- Born: 10 March 1988 (age 37) Kathmandu, Nepal
- Occupation: Television personality
- Years active: 2015–present
- Website: Sujan Shakya on Instagram

= Sujan Shakya =

Korean television personality from Nepal (born 1988)

Sujan Ratna Shakya (सुजन रत्न शाक्य; born 10 March 1988) is a Nepalese television personality based in South Korea. He was a cast member in the talk show Non-Summit and reality-travel show Where Is My Friend's Home.

==Personal==

Shakya is from Kathmandu Nepal. He arrived in Korea in 2010 to study urban planning at Dankook University, where he graduated, and is a Sales and Marketing Manager of a parachute products company in Seoul where he has worked for over five years.

# Problems to solve
• A. Using the Sujan Shakya profile, say whether each statement holds: (i) He came to Korea in 2010 to study urban planning. (ii) He works for a parachute products company in Busan. (iii) He has been active on television since 2010. Answer yes or no for each and quote the deciding words.
• B. Answer from the Sujan Shakya profile:
(i) In what city was he born?
(ii) At which university did he study?
(iii) What talk show was he a cast member in?

# Raw records
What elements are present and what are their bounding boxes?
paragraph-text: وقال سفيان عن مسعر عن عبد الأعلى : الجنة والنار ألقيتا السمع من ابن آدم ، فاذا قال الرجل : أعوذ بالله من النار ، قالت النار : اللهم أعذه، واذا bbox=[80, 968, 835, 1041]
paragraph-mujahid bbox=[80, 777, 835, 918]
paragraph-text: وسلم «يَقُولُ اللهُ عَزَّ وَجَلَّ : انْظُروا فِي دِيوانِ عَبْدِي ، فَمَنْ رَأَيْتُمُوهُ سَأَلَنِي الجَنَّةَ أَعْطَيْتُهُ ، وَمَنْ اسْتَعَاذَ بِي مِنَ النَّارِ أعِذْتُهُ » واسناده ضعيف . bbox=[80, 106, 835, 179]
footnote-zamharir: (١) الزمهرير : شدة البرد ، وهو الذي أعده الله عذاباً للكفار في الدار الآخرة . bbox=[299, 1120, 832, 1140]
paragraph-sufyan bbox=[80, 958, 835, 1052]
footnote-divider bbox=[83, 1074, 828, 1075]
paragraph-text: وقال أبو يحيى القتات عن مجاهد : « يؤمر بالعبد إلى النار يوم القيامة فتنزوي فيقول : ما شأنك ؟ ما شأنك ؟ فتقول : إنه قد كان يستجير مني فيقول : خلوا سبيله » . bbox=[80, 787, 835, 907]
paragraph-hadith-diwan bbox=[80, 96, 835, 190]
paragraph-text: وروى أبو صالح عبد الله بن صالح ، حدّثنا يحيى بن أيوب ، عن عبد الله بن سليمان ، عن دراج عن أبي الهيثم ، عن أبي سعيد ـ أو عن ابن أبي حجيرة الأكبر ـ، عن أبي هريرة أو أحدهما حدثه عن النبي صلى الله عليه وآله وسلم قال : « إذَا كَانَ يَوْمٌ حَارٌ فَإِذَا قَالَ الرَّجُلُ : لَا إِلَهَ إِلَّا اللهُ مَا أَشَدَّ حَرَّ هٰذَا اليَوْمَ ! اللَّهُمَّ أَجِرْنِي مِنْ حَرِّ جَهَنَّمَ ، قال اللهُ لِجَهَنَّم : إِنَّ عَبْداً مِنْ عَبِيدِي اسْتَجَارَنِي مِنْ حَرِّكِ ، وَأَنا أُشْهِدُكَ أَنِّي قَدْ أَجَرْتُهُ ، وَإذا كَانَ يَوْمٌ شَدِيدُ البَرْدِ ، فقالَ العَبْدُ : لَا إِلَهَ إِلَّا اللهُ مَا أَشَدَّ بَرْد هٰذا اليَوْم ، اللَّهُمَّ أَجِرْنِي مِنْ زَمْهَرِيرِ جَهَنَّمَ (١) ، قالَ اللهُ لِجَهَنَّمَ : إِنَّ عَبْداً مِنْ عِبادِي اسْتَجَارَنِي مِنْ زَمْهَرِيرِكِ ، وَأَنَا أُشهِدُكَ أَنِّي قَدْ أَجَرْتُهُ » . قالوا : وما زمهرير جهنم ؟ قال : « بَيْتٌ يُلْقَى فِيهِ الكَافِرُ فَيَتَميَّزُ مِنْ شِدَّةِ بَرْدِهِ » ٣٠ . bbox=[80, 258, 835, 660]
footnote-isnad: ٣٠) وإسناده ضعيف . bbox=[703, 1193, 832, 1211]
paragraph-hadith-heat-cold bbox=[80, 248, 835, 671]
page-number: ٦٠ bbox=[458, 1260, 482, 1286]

# Per-task answers
• A.
(i) Yes: "He arrived in Korea in 2010 to study urban planning at Dankook University"
(ii) No: "a parachute products company in Seoul"
(iii) No: "Years active: 2015–present"

• B.
(i) Kathmandu, Nepal
(ii) Dankook University
(iii) Non-Summit